◆ Objective:
Reproduce the listing verbatim.

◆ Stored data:

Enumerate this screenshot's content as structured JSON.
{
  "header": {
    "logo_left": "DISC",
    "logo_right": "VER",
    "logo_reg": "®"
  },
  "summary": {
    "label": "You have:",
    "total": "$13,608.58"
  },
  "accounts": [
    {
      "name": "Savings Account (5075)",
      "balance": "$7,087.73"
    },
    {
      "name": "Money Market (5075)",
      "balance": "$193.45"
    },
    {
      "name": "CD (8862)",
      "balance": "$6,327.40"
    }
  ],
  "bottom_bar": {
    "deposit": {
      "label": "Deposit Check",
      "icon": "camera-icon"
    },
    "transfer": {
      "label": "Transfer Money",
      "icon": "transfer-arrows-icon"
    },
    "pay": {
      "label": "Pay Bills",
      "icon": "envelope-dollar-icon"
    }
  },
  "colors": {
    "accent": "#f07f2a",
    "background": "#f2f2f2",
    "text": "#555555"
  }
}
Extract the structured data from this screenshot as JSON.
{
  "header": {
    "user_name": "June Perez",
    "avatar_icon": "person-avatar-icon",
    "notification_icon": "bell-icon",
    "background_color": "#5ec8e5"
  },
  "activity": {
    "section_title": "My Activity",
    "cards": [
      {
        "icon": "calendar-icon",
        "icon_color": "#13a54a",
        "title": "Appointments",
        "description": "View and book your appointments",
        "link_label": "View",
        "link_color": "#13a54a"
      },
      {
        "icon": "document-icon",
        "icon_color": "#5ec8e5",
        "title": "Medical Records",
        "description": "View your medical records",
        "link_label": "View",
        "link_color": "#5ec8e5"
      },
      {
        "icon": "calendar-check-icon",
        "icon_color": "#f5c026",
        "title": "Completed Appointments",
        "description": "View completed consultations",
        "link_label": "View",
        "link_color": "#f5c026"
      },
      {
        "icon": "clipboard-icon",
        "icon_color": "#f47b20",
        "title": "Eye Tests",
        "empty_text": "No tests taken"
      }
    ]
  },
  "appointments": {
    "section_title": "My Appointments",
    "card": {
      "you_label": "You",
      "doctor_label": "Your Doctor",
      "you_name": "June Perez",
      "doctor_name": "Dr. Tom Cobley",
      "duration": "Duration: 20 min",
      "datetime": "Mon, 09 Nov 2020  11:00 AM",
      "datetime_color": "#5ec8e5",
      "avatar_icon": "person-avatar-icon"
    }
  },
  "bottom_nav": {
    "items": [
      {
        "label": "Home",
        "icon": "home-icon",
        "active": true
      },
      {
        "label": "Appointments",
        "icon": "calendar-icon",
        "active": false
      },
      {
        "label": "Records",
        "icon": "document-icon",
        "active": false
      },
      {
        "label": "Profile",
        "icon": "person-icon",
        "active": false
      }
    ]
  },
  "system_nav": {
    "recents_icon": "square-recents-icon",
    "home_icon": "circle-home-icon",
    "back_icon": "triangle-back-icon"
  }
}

◆ Output:
Enumerate this screenshot's content as structured JSON.
{
  "header": {
    "logo_left": "DISC",
    "logo_right": "VER",
    "logo_reg": "®"
  },
  "summary": {
    "label": "You have:",
    "total": "$13,608.58"
  },
  "accounts": [
    {
      "name": "Savings Account (5075)",
      "balance": "$7,087.73"
    },
    {
      "name": "Money Market (5075)",
      "balance": "$193.45"
    },
    {
      "name": "CD (8862)",
      "balance": "$6,327.40"
    }
  ],
  "bottom_bar": {
    "deposit": {
      "label": "Deposit Check",
      "icon": "camera-icon"
    },
    "transfer": {
      "label": "Transfer Money",
      "icon": "transfer-arrows-icon"
    },
    "pay": {
      "label": "Pay Bills",
      "icon": "envelope-dollar-icon"
    }
  },
  "colors": {
    "accent": "#f07f2a",
    "background": "#f2f2f2",
    "text": "#555555"
  }
}
Extract the structured data from this screenshot as JSON.
{
  "header": {
    "user_name": "June Perez",
    "avatar_icon": "person-avatar-icon",
    "notification_icon": "bell-icon",
    "background_color": "#5ec8e5"
  },
  "activity": {
    "section_title": "My Activity",
    "cards": [
      {
        "icon": "calendar-icon",
        "icon_color": "#13a54a",
        "title": "Appointments",
        "description": "View and book your appointments",
        "link_label": "View",
        "link_color": "#13a54a"
      },
      {
        "icon": "document-icon",
        "icon_color": "#5ec8e5",
        "title": "Medical Records",
        "description": "View your medical records",
        "link_label": "View",
        "link_color": "#5ec8e5"
      },
      {
        "icon": "calendar-check-icon",
        "icon_color": "#f5c026",
        "title": "Completed Appointments",
        "description": "View completed consultations",
        "link_label": "View",
        "link_color": "#f5c026"
      },
      {
        "icon": "clipboard-icon",
        "icon_color": "#f47b20",
        "title": "Eye Tests",
        "empty_text": "No tests taken"
      }
    ]
  },
  "appointments": {
    "section_title": "My Appointments",
    "card": {
      "you_label": "You",
      "doctor_label": "Your Doctor",
      "you_name": "June Perez",
      "doctor_name": "Dr. Tom Cobley",
      "duration": "Duration: 20 min",
      "datetime": "Mon, 09 Nov 2020  11:00 AM",
      "datetime_color": "#5ec8e5",
      "avatar_icon": "person-avatar-icon"
    }
  },
  "bottom_nav": {
    "items": [
      {
        "label": "Home",
        "icon": "home-icon",
        "active": true
      },
      {
        "label": "Appointments",
        "icon": "calendar-icon",
        "active": false
      },
      {
        "label": "Records",
        "icon": "document-icon",
        "active": false
      },
      {
        "label": "Profile",
        "icon": "person-icon",
        "active": false
      }
    ]
  },
  "system_nav": {
    "recents_icon": "square-recents-icon",
    "home_icon": "circle-home-icon",
    "back_icon": "triangle-back-icon"
  }
}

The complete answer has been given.